GIVEN RECORDS

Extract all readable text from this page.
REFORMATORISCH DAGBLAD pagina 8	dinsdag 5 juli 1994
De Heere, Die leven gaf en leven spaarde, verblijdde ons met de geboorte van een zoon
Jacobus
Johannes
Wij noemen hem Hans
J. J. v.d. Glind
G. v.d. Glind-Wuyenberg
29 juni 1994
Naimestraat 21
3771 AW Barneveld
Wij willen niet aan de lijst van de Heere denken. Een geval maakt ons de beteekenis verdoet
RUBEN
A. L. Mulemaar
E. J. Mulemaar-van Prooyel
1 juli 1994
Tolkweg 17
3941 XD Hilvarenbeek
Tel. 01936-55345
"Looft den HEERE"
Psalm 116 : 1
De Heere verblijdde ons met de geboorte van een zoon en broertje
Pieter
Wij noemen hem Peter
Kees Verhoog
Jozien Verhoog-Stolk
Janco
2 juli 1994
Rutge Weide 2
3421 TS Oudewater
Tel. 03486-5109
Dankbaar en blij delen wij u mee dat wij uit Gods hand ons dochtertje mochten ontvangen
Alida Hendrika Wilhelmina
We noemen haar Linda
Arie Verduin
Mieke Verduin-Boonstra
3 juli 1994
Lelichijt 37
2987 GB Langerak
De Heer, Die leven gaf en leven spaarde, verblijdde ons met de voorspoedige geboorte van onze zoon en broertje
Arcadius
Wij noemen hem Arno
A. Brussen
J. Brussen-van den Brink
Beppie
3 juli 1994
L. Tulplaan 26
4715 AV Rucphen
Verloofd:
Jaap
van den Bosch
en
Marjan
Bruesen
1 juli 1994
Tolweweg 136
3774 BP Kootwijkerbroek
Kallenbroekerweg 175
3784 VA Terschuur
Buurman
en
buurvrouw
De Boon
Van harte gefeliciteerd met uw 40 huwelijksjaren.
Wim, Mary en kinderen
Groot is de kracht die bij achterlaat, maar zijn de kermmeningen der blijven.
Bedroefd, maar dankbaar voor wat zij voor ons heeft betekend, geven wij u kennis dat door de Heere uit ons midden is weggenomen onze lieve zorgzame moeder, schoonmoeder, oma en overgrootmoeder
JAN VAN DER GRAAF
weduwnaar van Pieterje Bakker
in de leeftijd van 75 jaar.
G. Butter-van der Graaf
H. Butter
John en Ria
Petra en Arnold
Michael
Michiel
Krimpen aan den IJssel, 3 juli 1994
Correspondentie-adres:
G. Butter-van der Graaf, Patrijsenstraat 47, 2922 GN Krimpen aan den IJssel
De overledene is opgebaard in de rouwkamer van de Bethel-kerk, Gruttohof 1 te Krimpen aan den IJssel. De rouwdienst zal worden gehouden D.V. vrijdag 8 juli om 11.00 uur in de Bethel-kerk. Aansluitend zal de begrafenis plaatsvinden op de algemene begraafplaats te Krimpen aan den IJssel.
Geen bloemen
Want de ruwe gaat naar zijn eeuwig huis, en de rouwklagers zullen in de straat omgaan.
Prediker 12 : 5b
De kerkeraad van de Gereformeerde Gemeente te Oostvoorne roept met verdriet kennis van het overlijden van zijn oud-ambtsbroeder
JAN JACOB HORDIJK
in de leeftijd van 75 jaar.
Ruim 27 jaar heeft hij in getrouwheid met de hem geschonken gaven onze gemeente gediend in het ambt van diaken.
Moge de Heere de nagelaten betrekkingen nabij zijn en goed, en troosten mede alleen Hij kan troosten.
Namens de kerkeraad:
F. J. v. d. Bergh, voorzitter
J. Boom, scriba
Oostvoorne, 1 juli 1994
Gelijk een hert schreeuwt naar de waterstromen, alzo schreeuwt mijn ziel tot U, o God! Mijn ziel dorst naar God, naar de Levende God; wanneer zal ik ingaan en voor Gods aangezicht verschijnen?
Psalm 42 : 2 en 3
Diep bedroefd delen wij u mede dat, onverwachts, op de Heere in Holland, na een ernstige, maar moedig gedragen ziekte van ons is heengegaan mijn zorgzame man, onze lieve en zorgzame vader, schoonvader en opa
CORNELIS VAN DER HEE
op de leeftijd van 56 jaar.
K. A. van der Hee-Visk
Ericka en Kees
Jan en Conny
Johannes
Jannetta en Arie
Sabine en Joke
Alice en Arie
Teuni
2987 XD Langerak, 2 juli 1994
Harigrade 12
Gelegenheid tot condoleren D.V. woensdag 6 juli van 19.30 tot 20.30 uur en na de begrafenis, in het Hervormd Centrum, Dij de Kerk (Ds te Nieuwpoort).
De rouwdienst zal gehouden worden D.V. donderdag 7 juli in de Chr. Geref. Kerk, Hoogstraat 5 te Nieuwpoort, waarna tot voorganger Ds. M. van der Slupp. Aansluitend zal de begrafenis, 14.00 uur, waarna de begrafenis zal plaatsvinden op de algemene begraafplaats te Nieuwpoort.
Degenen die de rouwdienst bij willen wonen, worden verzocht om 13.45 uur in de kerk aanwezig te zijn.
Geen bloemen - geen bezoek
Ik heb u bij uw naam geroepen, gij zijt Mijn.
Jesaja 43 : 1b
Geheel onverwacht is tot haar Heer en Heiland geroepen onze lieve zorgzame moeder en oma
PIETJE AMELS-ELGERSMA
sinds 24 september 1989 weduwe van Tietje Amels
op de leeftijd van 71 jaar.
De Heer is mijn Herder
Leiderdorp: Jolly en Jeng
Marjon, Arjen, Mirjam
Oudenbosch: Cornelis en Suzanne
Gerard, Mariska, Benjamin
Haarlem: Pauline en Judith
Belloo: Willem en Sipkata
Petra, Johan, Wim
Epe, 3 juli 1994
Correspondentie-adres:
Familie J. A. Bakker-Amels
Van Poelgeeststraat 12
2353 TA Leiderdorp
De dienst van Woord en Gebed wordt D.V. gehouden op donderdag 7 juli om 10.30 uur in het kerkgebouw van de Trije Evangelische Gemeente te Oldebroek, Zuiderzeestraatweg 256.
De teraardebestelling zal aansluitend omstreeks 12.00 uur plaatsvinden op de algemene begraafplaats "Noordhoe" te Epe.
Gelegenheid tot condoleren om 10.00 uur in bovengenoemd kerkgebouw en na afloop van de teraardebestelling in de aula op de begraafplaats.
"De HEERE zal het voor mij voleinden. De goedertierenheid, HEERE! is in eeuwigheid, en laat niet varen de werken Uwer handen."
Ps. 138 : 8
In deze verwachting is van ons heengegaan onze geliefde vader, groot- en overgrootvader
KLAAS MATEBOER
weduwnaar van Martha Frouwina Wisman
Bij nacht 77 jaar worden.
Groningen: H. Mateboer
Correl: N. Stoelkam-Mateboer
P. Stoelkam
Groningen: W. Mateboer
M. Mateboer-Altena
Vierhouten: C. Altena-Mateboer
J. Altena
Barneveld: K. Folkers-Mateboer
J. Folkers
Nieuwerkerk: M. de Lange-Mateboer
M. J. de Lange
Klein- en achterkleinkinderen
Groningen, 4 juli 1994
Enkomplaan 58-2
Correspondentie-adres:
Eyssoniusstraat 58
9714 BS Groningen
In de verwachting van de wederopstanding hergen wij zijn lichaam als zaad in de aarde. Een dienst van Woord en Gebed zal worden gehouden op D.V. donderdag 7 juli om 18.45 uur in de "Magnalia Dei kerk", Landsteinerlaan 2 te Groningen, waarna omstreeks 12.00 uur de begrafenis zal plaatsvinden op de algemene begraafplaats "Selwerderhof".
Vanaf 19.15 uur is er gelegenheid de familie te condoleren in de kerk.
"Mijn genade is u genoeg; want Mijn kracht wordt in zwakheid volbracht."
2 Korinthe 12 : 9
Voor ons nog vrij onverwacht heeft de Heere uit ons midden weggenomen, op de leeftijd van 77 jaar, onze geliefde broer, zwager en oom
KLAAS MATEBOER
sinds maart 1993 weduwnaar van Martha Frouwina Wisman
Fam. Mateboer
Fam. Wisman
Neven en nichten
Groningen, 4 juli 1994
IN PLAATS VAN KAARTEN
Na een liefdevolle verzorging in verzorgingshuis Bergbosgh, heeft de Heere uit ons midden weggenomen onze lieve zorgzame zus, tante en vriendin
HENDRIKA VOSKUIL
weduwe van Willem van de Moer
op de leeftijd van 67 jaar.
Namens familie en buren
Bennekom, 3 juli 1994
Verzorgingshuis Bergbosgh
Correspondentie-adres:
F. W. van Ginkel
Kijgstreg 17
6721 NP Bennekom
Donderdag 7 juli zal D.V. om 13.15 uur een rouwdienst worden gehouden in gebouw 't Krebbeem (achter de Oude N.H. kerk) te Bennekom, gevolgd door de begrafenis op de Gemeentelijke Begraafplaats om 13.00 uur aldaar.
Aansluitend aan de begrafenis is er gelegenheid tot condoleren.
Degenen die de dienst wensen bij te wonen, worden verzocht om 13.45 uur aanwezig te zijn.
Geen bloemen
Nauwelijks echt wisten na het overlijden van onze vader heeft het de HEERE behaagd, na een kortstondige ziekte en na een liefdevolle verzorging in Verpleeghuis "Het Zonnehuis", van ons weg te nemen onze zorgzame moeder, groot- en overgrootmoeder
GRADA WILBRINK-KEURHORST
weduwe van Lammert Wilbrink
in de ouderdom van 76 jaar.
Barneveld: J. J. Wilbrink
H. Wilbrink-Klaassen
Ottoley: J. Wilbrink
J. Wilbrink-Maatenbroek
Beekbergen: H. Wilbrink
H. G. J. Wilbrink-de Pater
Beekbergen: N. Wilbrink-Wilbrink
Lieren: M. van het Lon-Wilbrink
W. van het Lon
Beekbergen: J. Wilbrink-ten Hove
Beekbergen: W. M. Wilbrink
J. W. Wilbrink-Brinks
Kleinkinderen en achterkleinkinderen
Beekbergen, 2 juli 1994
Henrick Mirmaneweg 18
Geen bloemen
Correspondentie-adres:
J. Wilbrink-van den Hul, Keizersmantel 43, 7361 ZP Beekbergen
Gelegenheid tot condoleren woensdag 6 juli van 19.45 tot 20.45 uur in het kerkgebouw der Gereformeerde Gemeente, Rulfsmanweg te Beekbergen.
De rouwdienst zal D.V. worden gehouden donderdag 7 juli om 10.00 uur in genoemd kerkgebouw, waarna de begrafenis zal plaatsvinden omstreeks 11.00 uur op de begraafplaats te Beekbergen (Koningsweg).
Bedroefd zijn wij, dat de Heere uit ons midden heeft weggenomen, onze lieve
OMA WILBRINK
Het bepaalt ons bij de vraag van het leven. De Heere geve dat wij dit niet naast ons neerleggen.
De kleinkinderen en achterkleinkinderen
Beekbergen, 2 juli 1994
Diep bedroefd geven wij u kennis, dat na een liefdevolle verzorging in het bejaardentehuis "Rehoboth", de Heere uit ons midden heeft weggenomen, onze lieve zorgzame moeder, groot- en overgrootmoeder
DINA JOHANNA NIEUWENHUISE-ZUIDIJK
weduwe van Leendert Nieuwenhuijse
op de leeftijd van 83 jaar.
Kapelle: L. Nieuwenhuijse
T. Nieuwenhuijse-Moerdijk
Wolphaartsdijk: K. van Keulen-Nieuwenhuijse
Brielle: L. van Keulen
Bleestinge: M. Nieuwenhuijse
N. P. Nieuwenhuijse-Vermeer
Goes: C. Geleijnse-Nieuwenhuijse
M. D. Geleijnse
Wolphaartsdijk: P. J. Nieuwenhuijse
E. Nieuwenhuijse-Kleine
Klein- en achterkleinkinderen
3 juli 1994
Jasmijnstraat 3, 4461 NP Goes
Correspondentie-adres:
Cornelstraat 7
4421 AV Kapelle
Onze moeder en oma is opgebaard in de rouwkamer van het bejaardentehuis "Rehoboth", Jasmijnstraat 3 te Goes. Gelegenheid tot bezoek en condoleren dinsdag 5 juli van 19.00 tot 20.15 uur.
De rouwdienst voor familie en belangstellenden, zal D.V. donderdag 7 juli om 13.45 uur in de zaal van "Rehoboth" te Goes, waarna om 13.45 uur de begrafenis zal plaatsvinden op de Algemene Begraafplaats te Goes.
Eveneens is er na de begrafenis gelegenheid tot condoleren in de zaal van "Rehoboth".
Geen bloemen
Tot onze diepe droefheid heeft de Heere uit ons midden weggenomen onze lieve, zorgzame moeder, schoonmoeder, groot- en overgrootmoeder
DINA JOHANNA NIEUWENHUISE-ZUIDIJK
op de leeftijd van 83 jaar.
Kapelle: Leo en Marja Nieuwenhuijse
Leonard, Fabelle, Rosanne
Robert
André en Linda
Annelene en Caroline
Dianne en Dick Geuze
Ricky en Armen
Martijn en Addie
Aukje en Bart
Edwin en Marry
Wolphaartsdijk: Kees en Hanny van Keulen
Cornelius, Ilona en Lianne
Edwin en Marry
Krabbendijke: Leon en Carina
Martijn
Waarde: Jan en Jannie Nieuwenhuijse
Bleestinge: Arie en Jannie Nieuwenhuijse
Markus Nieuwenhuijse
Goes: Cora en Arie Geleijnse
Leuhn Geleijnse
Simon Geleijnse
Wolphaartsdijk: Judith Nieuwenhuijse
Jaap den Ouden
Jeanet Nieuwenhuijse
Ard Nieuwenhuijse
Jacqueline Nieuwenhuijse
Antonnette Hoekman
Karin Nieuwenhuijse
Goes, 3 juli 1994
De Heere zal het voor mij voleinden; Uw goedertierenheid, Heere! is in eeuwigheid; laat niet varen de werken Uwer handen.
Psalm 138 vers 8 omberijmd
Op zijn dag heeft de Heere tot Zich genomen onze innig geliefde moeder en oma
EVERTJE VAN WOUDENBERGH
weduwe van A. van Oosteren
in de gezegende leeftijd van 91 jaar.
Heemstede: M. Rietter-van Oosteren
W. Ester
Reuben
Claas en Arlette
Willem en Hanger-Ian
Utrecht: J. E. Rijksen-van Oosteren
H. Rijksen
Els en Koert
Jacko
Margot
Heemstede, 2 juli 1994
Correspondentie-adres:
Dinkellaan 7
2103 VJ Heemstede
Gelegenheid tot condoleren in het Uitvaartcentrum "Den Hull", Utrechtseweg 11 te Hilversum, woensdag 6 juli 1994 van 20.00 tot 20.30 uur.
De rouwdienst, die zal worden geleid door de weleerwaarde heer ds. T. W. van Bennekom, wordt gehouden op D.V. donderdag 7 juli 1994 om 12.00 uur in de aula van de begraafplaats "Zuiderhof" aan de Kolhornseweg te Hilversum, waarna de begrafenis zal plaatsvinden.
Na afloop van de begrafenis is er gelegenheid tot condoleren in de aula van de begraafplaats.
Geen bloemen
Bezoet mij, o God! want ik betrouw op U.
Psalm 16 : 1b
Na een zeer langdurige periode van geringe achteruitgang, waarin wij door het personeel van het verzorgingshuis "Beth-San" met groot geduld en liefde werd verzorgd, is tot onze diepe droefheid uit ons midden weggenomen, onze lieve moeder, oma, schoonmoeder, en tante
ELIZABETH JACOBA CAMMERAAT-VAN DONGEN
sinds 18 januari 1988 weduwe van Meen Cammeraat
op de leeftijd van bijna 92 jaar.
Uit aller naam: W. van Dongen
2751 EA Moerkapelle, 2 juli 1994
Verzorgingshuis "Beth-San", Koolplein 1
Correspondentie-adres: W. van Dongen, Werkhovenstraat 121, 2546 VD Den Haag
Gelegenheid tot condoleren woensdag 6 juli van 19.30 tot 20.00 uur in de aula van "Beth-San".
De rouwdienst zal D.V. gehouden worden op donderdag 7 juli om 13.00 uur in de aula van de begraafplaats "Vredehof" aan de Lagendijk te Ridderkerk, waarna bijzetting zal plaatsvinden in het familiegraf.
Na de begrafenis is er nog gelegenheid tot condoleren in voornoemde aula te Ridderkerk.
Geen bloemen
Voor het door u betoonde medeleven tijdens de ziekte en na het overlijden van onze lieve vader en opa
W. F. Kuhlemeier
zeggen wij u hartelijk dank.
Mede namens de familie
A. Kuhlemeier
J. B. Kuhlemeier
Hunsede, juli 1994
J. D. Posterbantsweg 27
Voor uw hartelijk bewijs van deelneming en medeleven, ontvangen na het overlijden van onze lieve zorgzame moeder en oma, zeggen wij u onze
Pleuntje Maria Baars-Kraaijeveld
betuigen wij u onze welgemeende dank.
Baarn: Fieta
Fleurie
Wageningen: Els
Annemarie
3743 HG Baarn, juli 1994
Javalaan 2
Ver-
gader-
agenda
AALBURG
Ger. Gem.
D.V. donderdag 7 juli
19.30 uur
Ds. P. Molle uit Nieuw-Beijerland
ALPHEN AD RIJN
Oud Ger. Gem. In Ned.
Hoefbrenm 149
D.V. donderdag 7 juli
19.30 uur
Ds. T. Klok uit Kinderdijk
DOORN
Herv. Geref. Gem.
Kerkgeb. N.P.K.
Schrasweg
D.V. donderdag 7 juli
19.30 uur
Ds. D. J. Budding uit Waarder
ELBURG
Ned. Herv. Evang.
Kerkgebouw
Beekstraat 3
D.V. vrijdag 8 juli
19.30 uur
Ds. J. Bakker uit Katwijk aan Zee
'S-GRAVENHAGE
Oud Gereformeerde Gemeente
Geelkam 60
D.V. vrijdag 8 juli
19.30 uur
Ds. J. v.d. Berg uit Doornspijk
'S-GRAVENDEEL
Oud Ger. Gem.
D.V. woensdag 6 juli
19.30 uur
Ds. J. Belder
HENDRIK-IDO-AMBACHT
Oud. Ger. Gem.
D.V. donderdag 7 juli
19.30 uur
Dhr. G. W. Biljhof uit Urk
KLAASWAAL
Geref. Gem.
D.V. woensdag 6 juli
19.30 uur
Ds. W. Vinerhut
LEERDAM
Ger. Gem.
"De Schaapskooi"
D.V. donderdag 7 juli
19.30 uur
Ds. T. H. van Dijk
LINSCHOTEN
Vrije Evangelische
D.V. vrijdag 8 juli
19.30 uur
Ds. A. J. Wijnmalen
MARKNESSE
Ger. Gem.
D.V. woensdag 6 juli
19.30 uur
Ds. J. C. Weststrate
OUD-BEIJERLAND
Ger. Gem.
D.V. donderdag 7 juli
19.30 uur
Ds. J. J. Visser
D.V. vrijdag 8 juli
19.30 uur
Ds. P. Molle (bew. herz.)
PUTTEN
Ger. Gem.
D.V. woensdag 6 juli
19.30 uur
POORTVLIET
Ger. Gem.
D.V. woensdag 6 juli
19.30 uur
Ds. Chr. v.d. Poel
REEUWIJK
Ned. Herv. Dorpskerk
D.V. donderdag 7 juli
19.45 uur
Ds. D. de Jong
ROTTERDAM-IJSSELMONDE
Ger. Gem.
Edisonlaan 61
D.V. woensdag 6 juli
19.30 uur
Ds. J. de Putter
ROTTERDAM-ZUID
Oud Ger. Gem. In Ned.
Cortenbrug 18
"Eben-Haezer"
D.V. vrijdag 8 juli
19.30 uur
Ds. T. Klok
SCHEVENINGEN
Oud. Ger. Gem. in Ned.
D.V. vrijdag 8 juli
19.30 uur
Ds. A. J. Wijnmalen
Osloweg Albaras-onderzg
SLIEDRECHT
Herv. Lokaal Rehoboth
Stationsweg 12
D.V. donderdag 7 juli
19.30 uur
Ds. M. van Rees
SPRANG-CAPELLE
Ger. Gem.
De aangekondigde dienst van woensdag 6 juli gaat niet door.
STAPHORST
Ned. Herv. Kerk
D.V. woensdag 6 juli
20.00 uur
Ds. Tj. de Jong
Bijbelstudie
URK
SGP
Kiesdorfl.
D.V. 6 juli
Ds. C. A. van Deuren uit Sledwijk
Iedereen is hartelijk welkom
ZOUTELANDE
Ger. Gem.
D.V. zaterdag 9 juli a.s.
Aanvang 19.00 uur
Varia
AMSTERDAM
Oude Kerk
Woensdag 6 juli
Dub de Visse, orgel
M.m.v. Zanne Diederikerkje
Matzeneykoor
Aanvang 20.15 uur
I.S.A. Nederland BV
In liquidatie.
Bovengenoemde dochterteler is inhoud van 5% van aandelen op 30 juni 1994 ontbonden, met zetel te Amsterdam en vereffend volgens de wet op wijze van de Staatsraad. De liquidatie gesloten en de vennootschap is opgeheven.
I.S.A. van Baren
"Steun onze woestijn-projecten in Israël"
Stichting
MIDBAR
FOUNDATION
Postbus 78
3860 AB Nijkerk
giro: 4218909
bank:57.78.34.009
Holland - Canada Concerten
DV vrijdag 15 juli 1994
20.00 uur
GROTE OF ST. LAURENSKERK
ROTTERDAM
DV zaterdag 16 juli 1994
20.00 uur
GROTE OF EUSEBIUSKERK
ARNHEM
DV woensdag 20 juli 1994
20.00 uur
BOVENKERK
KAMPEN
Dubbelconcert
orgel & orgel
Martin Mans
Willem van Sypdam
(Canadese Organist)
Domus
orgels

YOUR GOAL
Say how many lines in the records hold the string "aanwezig", and say nothing else.

FINISHED TASK
2